What to do:
What follows is a listing. Return every line of it exactly.

-- Begin Exercise materials --

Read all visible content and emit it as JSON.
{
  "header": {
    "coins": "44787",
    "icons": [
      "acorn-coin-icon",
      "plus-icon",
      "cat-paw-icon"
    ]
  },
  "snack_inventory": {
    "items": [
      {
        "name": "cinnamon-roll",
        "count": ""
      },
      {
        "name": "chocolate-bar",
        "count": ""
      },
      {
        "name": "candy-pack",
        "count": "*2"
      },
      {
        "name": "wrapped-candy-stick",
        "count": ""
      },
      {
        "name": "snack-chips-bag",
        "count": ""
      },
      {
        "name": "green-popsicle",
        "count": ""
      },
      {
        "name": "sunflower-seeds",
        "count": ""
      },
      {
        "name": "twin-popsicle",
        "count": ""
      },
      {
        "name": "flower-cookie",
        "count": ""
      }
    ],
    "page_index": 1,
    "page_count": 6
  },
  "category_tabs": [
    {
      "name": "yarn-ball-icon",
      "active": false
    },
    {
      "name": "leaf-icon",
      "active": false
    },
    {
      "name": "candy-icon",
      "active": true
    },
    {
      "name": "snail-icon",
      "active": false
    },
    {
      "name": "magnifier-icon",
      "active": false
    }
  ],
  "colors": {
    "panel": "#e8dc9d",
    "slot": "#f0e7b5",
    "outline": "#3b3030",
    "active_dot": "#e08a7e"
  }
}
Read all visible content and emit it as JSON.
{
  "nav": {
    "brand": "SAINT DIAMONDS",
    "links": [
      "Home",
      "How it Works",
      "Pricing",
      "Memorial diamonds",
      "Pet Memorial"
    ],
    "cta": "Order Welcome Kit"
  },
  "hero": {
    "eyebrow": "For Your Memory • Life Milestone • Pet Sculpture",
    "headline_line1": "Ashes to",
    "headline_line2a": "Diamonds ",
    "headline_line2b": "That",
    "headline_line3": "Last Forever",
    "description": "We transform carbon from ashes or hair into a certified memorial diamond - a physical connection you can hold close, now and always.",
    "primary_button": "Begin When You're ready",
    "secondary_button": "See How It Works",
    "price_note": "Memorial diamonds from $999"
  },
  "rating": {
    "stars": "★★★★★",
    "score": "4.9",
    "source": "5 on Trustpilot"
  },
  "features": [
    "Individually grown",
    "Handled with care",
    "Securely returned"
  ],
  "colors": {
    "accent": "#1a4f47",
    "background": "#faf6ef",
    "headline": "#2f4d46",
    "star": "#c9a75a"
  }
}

-- End Exercise materials --

Task result:
Read all visible content and emit it as JSON.
{
  "header": {
    "coins": "44787",
    "icons": [
      "acorn-coin-icon",
      "plus-icon",
      "cat-paw-icon"
    ]
  },
  "snack_inventory": {
    "items": [
      {
        "name": "cinnamon-roll",
        "count": ""
      },
      {
        "name": "chocolate-bar",
        "count": ""
      },
      {
        "name": "candy-pack",
        "count": "*2"
      },
      {
        "name": "wrapped-candy-stick",
        "count": ""
      },
      {
        "name": "snack-chips-bag",
        "count": ""
      },
      {
        "name": "green-popsicle",
        "count": ""
      },
      {
        "name": "sunflower-seeds",
        "count": ""
      },
      {
        "name": "twin-popsicle",
        "count": ""
      },
      {
        "name": "flower-cookie",
        "count": ""
      }
    ],
    "page_index": 1,
    "page_count": 6
  },
  "category_tabs": [
    {
      "name": "yarn-ball-icon",
      "active": false
    },
    {
      "name": "leaf-icon",
      "active": false
    },
    {
      "name": "candy-icon",
      "active": true
    },
    {
      "name": "snail-icon",
      "active": false
    },
    {
      "name": "magnifier-icon",
      "active": false
    }
  ],
  "colors": {
    "panel": "#e8dc9d",
    "slot": "#f0e7b5",
    "outline": "#3b3030",
    "active_dot": "#e08a7e"
  }
}
Read all visible content and emit it as JSON.
{
  "nav": {
    "brand": "SAINT DIAMONDS",
    "links": [
      "Home",
      "How it Works",
      "Pricing",
      "Memorial diamonds",
      "Pet Memorial"
    ],
    "cta": "Order Welcome Kit"
  },
  "hero": {
    "eyebrow": "For Your Memory • Life Milestone • Pet Sculpture",
    "headline_line1": "Ashes to",
    "headline_line2a": "Diamonds ",
    "headline_line2b": "That",
    "headline_line3": "Last Forever",
    "description": "We transform carbon from ashes or hair into a certified memorial diamond - a physical connection you can hold close, now and always.",
    "primary_button": "Begin When You're ready",
    "secondary_button": "See How It Works",
    "price_note": "Memorial diamonds from $999"
  },
  "rating": {
    "stars": "★★★★★",
    "score": "4.9",
    "source": "5 on Trustpilot"
  },
  "features": [
    "Individually grown",
    "Handled with care",
    "Securely returned"
  ],
  "colors": {
    "accent": "#1a4f47",
    "background": "#faf6ef",
    "headline": "#2f4d46",
    "star": "#c9a75a"
  }
}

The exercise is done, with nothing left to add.